# Travail demandé
Veuillez indiquer, d'après le texte sur le forage pétrolier de Nonville, pour combien de temps ce projet est suspendu.

*** Texte à analyser

Pas (encore) de nouveau forage pétrolier en Seine et Marne

Le projet de forage pétrolier de Nonville, en Seine-et-Marne, est suspendu pour 10 mois. Le tribunal administratif de Melun a jugé que l’arrêté préfectoral qui autorisait la société Bridge Energies à forer deux nouveaux puits sur son site  était « entaché d’illégalité ». L’étude d’impact fournie par le pétrolier a notamment négligé certains aspects de la protection de la faune et de la flore. Il est donc appelé à revoir sa copie. Par ailleurs, pour répondre à Eau de Paris qui avait déposé le recours contre le projet, le tribunal a obligé la société Bridge Energies à imperméabiliser le fossé périphérique de sa concession pour mieux contenir les eaux de pluies polluées.

******
*** Les données

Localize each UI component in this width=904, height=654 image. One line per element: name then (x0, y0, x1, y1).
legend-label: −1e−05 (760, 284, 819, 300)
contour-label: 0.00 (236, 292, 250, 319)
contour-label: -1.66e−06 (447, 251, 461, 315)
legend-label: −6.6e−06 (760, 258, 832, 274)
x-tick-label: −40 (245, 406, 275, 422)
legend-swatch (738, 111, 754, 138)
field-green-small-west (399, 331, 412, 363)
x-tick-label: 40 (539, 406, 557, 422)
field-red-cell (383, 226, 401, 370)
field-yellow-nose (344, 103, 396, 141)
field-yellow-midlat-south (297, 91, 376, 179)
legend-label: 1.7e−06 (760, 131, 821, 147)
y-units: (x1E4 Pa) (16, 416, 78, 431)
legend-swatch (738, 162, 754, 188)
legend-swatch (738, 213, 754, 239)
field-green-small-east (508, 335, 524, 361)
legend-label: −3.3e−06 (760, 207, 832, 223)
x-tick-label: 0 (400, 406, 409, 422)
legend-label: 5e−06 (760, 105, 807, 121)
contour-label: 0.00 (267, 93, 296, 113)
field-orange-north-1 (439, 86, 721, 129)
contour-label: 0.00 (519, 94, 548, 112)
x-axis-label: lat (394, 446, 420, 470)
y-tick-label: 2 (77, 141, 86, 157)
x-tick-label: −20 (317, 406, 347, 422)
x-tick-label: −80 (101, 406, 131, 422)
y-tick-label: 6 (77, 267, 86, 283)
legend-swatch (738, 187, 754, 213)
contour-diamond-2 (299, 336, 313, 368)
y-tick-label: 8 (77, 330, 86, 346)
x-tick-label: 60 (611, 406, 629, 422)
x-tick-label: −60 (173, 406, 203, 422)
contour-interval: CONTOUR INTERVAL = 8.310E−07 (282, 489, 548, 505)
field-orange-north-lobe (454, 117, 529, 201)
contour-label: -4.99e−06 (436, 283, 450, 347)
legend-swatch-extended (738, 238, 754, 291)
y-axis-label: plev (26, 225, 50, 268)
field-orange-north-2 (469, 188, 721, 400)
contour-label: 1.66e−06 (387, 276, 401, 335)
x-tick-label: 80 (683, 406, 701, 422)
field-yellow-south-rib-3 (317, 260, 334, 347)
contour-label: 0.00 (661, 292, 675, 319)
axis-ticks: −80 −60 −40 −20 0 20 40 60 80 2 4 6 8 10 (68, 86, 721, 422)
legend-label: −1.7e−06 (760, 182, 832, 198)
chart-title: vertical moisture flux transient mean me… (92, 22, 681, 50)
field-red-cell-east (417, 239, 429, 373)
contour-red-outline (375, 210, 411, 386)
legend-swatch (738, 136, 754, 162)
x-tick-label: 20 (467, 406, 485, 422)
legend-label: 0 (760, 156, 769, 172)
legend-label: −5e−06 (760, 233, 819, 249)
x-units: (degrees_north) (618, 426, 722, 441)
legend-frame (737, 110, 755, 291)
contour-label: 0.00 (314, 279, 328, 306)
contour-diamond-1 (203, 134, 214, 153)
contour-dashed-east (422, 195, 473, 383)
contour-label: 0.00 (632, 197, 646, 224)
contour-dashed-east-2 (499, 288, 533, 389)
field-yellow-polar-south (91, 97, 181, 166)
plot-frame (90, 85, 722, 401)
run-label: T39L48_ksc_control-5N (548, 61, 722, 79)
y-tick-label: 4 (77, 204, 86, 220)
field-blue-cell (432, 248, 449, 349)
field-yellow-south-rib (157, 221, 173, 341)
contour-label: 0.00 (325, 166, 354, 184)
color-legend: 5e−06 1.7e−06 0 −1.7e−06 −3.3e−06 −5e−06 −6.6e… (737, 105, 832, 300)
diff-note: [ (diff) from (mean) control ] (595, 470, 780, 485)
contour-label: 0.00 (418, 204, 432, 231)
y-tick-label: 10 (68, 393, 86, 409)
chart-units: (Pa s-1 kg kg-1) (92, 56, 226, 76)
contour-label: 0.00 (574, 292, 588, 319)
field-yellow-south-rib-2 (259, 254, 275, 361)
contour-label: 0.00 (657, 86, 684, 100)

******

# Réponse rédigée
Le projet est suspendu pour 10 mois.